- Born: Kenneth James Gabbert
- Known for: B-boying
- Movement: Hip hop

= Ken Swift =

Puerto Rican breakdancer

Kenneth James Gabbert (born August 13, 1966), better known by his stage name Ken Swift, is a second generation b-boy, or breakdancer. He was a longtime member and key figure in the Rock Steady Crew, and its former Vice President. He is now President of the Breaklife and VII Gems Hip Hop movement in New York City. Ken Swift began b-boying in 1978, at the age of twelve, when he was inspired by dancers on the Upper West Side of Manhattan. Widely known in the Breaking world as "the Epitome of a B-Boy," he is widely considered by b-boys to be the individual who has had the greatest influence on breakdancing. Ken Swift is credited with the creation of many dance moves and terminology. His original footwork and "freeze style" became a foundational part of breaking, which were considered new concepts at the time.

Ken Swift has several film credits to his name, including Style Wars, the first hip hop documentary, and the first hip hop major motion picture, Wild Style. His most famous movie was 1983's hit Flashdance, where his two-minute dance with several members of the Rock Steady Crew launched the hip hop scene into international attention. Ken Swift also danced in the motion picture Beat Street. He has since appeared on numerous music videos and documentary films on hip hop and breaking.

PROMPT 1: According to the Ken Swift profile, at what age did he start b-boying?
PROMPT 2: Name every film the Ken Swift profile lists by title.
PROMPT 3: Please return everything in the Ken Swift profile from "Kenneth James Gabbert (born" down to "at the time.".
The records that come next are separate material, not part of the Ken Swift profile.

RECORD LIST:
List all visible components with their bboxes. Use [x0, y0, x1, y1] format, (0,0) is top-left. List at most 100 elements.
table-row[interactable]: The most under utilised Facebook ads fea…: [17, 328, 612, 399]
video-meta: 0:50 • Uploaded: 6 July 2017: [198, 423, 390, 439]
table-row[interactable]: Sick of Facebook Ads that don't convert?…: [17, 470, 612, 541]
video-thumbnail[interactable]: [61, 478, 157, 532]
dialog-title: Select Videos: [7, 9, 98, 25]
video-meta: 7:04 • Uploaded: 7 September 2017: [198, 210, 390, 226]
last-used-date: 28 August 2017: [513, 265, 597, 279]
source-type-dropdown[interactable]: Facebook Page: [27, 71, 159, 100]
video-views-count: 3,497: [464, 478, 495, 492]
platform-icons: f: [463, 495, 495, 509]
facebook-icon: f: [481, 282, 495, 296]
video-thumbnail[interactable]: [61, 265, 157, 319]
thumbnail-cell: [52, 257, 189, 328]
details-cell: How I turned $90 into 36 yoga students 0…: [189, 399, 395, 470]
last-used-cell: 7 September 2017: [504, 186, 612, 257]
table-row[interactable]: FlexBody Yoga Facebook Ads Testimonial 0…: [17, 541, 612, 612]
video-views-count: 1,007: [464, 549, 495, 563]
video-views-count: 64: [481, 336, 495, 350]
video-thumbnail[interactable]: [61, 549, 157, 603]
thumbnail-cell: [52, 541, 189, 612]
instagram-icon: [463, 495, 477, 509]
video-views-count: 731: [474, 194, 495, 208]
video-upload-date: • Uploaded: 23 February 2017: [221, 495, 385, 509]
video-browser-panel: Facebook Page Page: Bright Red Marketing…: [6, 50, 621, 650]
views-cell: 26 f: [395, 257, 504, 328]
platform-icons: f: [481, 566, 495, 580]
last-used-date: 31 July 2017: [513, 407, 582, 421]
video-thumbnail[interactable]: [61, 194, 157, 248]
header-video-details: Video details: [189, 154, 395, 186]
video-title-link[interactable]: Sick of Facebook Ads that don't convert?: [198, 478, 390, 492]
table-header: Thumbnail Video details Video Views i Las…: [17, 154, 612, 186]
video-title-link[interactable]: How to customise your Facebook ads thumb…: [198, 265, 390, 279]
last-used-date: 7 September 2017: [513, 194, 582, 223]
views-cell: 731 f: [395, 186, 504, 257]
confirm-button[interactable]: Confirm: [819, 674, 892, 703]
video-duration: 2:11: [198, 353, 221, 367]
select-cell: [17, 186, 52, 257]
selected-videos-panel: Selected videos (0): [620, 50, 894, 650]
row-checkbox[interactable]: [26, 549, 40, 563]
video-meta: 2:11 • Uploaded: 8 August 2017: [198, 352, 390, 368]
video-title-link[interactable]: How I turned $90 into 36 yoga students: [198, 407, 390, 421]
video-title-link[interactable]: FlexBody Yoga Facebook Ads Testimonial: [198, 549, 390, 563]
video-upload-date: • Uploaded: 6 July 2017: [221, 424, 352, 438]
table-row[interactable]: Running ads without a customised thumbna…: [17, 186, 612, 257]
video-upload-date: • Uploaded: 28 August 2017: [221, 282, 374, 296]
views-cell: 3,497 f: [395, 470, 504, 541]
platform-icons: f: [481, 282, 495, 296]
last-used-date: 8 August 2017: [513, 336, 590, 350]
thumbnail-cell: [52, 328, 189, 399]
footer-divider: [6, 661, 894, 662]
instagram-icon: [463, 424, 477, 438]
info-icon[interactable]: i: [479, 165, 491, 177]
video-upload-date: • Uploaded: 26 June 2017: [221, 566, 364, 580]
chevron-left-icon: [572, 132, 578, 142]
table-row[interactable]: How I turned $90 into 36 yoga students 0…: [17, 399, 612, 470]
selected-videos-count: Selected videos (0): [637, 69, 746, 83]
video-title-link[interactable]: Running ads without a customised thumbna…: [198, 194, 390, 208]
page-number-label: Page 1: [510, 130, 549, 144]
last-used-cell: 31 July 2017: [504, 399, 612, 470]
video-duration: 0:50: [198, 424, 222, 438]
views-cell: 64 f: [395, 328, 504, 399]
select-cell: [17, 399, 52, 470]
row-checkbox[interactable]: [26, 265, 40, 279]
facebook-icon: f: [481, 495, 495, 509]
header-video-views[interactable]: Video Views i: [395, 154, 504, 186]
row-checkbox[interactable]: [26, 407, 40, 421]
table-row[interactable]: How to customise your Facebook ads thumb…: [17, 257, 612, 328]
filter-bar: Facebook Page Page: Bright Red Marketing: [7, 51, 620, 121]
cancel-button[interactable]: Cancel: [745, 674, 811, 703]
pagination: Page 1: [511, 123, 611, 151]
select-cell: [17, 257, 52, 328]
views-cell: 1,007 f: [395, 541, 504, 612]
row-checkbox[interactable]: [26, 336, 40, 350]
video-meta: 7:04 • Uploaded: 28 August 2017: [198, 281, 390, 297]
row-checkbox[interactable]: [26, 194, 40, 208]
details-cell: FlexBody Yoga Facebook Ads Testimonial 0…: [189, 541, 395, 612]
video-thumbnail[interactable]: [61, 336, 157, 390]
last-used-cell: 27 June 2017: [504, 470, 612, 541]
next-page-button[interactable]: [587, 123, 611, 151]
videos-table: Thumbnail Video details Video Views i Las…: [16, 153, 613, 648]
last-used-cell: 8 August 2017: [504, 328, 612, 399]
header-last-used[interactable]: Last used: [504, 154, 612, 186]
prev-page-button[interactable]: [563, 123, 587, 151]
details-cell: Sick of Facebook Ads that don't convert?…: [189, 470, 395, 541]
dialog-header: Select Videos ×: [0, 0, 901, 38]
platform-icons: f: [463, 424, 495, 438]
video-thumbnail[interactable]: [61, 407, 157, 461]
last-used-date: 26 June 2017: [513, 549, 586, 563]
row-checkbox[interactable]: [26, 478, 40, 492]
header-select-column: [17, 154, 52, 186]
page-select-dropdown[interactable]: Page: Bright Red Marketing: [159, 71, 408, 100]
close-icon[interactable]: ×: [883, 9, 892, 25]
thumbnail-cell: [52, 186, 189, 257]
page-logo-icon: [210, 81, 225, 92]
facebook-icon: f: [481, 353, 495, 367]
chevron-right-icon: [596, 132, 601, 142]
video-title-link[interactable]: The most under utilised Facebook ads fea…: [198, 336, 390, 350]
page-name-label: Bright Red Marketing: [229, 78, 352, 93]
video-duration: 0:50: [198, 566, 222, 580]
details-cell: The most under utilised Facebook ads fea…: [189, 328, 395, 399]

TASK OUTPUT 1: At twelve, in 1978.

TASK OUTPUT 2: Style Wars, Wild Style, Flashdance, Beat Street

TASK OUTPUT 3:
Kenneth James Gabbert (born August 13, 1966), better known by his stage name Ken Swift, is a second generation b-boy, or breakdancer. He was a longtime member and key figure in the Rock Steady Crew, and its former Vice President. He is now President of the Breaklife and VII Gems Hip Hop movement in New York City. Ken Swift began b-boying in 1978, at the age of twelve, when he was inspired by dancers on the Upper West Side of Manhattan. Widely known in the Breaking world as "the Epitome of a B-Boy," he is widely considered by b-boys to be the individual who has had the greatest influence on breakdancing. Ken Swift is credited with the creation of many dance moves and terminology. His original footwork and "freeze style" became a foundational part of breaking, which were considered new concepts at the time.